Records contained in a dataset
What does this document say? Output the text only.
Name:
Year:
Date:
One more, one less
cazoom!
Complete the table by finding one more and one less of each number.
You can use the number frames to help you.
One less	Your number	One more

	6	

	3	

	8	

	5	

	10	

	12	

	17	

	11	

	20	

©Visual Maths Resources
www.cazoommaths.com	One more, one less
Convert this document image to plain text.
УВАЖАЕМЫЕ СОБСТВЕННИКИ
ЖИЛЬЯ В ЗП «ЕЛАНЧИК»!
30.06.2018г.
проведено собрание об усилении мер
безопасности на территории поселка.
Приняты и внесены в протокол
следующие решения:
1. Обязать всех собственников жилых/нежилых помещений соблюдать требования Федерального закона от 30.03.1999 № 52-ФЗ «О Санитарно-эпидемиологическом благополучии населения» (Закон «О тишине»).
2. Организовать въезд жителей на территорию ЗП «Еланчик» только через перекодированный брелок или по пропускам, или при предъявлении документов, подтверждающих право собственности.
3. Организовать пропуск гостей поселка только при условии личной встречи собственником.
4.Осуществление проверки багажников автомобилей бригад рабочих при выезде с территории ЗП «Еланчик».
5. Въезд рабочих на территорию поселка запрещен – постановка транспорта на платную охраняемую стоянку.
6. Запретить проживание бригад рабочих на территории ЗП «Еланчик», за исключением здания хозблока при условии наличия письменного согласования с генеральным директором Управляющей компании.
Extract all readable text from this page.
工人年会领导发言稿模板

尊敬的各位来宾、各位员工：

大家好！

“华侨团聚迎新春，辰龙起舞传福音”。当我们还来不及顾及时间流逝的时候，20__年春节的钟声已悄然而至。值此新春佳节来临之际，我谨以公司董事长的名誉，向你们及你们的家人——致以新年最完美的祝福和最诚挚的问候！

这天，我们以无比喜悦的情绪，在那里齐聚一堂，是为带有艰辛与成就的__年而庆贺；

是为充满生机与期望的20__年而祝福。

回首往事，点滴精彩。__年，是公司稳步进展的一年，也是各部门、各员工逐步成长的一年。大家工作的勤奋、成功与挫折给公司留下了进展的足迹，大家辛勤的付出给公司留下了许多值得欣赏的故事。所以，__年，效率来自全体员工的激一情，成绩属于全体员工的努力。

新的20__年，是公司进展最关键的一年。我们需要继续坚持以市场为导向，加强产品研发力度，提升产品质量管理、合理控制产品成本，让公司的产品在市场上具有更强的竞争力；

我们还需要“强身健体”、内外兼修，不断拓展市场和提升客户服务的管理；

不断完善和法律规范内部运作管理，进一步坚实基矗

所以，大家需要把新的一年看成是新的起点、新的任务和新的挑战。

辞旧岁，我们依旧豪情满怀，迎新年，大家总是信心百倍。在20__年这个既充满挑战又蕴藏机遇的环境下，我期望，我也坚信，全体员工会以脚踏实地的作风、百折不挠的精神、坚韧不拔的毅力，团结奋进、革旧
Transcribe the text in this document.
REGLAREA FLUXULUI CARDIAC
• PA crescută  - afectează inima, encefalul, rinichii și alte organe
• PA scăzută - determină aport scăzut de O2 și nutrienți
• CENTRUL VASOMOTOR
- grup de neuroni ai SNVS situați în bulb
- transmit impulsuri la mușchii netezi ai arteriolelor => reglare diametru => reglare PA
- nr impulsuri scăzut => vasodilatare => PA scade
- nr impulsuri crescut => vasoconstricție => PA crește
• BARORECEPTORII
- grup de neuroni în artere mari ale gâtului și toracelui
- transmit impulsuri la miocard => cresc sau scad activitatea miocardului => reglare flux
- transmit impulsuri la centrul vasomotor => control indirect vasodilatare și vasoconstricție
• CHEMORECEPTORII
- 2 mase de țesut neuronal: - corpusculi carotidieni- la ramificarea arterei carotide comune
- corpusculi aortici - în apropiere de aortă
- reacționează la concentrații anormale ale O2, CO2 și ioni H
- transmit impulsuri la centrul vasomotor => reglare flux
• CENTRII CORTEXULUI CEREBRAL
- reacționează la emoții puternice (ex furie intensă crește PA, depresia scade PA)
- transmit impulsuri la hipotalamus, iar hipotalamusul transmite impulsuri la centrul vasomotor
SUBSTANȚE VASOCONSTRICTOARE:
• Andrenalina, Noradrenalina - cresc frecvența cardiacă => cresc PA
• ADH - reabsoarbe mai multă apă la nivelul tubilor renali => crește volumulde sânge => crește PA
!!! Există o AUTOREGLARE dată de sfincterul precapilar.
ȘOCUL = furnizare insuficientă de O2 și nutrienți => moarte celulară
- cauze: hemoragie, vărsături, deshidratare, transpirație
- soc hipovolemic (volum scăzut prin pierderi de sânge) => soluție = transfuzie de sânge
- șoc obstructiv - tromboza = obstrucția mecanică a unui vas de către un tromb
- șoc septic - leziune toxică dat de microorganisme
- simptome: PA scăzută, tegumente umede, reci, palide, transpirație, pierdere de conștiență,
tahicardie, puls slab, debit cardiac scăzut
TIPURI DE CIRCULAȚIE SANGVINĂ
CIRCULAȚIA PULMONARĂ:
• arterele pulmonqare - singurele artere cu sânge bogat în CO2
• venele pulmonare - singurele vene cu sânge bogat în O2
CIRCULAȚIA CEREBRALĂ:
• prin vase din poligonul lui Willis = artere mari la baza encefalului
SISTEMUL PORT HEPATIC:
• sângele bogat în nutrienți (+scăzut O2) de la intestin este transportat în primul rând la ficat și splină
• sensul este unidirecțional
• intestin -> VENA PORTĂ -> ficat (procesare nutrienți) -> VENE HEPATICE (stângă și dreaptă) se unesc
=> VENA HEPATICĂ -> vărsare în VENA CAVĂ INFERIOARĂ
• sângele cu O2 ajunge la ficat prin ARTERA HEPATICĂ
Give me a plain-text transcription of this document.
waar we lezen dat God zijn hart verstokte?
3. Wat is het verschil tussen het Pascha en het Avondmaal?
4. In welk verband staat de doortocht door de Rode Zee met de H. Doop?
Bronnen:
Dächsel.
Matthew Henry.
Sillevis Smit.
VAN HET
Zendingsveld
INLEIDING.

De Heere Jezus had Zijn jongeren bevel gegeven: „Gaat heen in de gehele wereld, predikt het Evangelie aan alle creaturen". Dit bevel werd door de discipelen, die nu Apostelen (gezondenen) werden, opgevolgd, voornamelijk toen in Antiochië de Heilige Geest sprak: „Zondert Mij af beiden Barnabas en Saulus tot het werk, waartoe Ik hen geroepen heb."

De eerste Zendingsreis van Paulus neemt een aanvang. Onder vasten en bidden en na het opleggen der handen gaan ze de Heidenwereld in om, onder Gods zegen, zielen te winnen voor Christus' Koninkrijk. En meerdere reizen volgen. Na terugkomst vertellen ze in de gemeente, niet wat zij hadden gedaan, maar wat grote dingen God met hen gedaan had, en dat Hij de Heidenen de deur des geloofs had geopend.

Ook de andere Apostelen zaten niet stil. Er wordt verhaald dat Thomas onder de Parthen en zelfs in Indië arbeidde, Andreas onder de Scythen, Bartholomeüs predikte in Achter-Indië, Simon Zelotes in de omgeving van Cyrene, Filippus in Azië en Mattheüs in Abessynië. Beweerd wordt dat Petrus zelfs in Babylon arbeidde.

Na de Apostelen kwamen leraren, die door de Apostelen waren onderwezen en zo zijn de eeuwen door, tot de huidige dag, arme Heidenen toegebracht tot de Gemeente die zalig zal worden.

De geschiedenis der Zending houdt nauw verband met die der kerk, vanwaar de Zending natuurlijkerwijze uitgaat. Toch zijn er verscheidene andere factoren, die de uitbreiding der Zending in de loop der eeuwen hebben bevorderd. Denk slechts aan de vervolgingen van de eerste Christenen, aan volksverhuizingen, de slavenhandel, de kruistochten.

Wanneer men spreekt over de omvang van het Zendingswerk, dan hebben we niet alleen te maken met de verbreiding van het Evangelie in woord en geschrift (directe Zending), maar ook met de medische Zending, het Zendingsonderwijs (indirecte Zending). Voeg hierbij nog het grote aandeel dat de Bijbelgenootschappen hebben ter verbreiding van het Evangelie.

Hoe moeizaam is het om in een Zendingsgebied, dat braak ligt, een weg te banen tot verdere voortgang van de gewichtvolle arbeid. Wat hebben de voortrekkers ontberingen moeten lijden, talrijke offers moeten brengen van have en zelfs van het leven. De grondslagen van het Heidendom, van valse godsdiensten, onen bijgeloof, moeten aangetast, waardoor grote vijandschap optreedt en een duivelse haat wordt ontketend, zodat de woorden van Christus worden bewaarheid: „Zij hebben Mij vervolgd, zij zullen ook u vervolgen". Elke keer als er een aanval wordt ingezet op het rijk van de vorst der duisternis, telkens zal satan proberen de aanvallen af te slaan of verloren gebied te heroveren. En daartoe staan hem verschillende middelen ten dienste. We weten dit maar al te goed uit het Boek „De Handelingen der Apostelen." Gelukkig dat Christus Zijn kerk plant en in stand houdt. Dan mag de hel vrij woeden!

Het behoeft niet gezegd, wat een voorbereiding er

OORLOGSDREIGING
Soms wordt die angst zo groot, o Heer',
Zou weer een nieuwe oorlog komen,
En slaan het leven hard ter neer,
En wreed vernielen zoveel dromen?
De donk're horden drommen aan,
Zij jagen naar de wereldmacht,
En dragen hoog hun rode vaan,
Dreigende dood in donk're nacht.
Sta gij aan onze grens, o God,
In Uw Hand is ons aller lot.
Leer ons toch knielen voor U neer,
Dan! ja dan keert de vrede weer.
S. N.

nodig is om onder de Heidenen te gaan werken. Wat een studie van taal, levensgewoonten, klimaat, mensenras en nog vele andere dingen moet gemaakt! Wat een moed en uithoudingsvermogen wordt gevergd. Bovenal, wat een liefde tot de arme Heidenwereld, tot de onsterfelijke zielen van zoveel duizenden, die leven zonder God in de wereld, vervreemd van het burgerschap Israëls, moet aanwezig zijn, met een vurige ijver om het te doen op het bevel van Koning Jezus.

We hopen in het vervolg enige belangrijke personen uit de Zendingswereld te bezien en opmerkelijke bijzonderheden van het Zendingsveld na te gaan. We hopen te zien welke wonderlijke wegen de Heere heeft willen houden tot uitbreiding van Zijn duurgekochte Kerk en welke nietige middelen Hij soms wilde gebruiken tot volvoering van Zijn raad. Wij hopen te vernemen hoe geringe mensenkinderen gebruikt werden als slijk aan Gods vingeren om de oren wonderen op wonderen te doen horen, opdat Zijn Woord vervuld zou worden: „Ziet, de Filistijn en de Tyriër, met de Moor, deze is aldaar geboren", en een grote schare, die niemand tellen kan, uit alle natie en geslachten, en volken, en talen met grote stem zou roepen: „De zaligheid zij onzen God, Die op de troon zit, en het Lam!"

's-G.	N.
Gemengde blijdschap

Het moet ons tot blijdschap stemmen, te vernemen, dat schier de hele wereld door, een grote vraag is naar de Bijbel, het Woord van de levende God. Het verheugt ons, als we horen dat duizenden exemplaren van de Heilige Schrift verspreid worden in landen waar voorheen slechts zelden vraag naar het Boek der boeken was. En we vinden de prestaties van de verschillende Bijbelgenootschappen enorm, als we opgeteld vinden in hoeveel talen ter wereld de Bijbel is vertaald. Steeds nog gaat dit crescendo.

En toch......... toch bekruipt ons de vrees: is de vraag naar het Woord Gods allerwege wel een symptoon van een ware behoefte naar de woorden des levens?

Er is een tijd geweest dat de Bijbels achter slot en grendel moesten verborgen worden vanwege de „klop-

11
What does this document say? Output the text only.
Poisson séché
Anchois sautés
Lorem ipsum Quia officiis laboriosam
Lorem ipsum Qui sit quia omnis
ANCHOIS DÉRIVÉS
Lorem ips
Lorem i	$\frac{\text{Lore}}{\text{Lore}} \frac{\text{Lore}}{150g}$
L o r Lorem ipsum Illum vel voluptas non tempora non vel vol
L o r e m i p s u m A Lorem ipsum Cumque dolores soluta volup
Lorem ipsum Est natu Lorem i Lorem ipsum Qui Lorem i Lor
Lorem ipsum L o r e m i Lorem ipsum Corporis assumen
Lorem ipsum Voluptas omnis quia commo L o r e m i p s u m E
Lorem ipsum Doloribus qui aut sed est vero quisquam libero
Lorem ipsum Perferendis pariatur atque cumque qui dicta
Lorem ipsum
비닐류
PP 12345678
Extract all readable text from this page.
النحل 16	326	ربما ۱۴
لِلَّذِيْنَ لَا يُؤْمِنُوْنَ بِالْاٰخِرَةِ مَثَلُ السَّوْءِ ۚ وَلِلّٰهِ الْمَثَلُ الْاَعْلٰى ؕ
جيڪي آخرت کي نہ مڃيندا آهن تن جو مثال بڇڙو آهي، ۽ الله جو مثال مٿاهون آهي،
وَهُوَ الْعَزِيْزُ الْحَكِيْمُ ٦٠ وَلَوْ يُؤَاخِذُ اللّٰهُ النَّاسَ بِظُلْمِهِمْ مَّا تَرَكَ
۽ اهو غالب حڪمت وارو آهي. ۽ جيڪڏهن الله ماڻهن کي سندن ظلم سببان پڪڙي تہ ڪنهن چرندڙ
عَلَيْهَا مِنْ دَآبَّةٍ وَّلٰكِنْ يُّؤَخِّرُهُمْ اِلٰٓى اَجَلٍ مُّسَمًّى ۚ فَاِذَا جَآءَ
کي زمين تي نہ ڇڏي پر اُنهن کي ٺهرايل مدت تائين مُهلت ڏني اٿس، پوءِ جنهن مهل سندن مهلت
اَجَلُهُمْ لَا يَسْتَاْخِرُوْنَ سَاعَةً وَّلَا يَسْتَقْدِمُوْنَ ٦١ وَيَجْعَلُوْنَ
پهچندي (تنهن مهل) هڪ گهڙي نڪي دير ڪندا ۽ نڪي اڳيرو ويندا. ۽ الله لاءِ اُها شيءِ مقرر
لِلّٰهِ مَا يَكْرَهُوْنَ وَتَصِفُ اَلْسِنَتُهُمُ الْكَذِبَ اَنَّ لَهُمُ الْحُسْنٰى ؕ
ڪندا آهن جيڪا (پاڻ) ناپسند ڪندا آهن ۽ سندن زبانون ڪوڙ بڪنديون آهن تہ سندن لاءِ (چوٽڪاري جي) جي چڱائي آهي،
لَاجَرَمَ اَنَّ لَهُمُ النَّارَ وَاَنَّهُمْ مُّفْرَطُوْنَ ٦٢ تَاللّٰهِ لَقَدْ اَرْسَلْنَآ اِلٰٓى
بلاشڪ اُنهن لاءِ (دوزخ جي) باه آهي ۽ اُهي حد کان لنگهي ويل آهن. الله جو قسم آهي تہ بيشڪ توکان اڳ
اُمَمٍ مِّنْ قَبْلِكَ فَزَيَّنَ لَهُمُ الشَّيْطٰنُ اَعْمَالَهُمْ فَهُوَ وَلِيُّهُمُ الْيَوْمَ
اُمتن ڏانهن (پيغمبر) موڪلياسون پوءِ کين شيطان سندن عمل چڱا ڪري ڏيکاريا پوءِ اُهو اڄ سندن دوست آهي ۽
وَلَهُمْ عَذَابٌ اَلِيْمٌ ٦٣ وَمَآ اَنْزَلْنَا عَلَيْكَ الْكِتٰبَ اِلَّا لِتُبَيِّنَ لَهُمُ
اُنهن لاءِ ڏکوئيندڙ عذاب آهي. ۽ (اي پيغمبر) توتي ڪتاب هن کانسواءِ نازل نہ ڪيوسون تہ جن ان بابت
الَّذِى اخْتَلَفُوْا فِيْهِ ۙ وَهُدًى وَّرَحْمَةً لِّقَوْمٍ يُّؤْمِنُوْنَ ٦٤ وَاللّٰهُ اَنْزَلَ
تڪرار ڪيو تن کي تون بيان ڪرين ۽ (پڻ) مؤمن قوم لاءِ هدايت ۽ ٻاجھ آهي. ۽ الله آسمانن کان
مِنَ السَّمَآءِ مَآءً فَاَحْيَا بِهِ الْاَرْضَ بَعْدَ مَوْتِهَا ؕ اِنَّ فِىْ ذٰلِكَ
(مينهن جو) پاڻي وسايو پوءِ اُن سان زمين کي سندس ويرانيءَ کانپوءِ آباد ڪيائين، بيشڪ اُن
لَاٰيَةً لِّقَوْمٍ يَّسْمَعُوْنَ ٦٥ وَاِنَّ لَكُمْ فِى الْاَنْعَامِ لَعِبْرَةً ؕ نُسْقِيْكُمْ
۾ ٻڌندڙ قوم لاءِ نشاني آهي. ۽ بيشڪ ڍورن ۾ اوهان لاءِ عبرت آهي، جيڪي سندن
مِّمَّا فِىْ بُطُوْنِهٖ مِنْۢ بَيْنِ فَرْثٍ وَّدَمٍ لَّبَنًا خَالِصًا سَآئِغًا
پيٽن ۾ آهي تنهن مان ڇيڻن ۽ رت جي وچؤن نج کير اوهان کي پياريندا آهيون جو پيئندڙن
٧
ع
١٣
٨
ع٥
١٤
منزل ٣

TASK DETAILS
Please list every line of the records that contains "grup".

ANSWER TO THIS EXERCISE
- grup de neuroni ai SNVS situați în bulb
- grup de neuroni în artere mari ale gâtului și toracelui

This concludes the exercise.